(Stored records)
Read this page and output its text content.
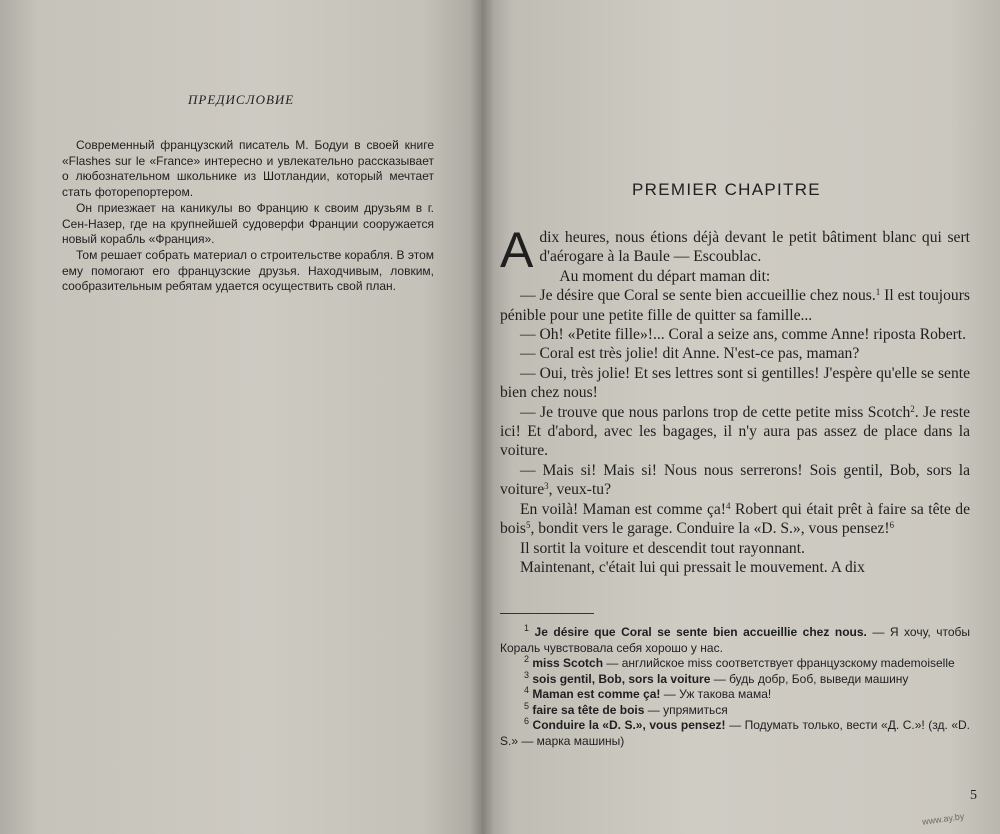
ПРЕДИСЛОВИЕ

Современный французский писатель М. Бодуи в своей книге «Flashes sur le «France» интересно и увлекательно рассказывает о любознательном школьнике из Шотландии, который мечтает стать фоторепортером.

Он приезжает на каникулы во Францию к своим друзьям в г. Сен-Назер, где на крупнейшей судоверфи Франции сооружается новый корабль «Франция».

Том решает собрать материал о строительстве корабля. В этом ему помогают его французские друзья. Находчивым, ловким, сообразительным ребятам удается осуществить свой план.

PREMIER CHAPITRE

Adix heures, nous étions déjà devant le petit bâtiment blanc qui sert d'aérogare à la Baule — Escoublac.

Au moment du départ maman dit:

— Je désire que Coral se sente bien accueillie chez nous.$^1$ Il est toujours pénible pour une petite fille de quitter sa famille...

— Oh! «Petite fille»!... Coral a seize ans, comme Anne! riposta Robert.

— Coral est très jolie! dit Anne. N'est-ce pas, maman?

— Oui, très jolie! Et ses lettres sont si gentilles! J'espère qu'elle se sente bien chez nous!

— Je trouve que nous parlons trop de cette petite miss Scotch$^2$. Je reste ici! Et d'abord, avec les bagages, il n'y aura pas assez de place dans la voiture.

— Mais si! Mais si! Nous nous serrerons! Sois gentil, Bob, sors la voiture$^3$, veux-tu?

En voilà! Maman est comme ça!$^4$ Robert qui était prêt à faire sa tête de bois$^5$, bondit vers le garage. Conduire la «D. S.», vous pensez!$^6$

Il sortit la voiture et descendit tout rayonnant.

Maintenant, c'était lui qui pressait le mouvement. A dix

$^1$ Je désire que Coral se sente bien accueillie chez nous. — Я хочу, чтобы Кораль чувствовала себя хорошо у нас.

$^2$ miss Scotch — английское miss соответствует французскому mademoiselle

$^3$ sois gentil, Bob, sors la voiture — будь добр, Боб, выведи машину

$^4$ Maman est comme ça! — Уж такова мама!

$^5$ faire sa tête de bois — упрямиться

$^6$ Conduire la «D. S.», vous pensez! — Подумать только, вести «Д. С.»! (зд. «D. S.» — марка машины)

5
www.ay.by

▶ [Work required]:
Scan the material above. Return every line containing the string "très".

▶ [The response]:
— Coral est très jolie! dit Anne. N'est-ce pas, maman?
— Oui, très jolie! Et ses lettres sont si gentilles! J'espère qu'elle se sente bien chez nous!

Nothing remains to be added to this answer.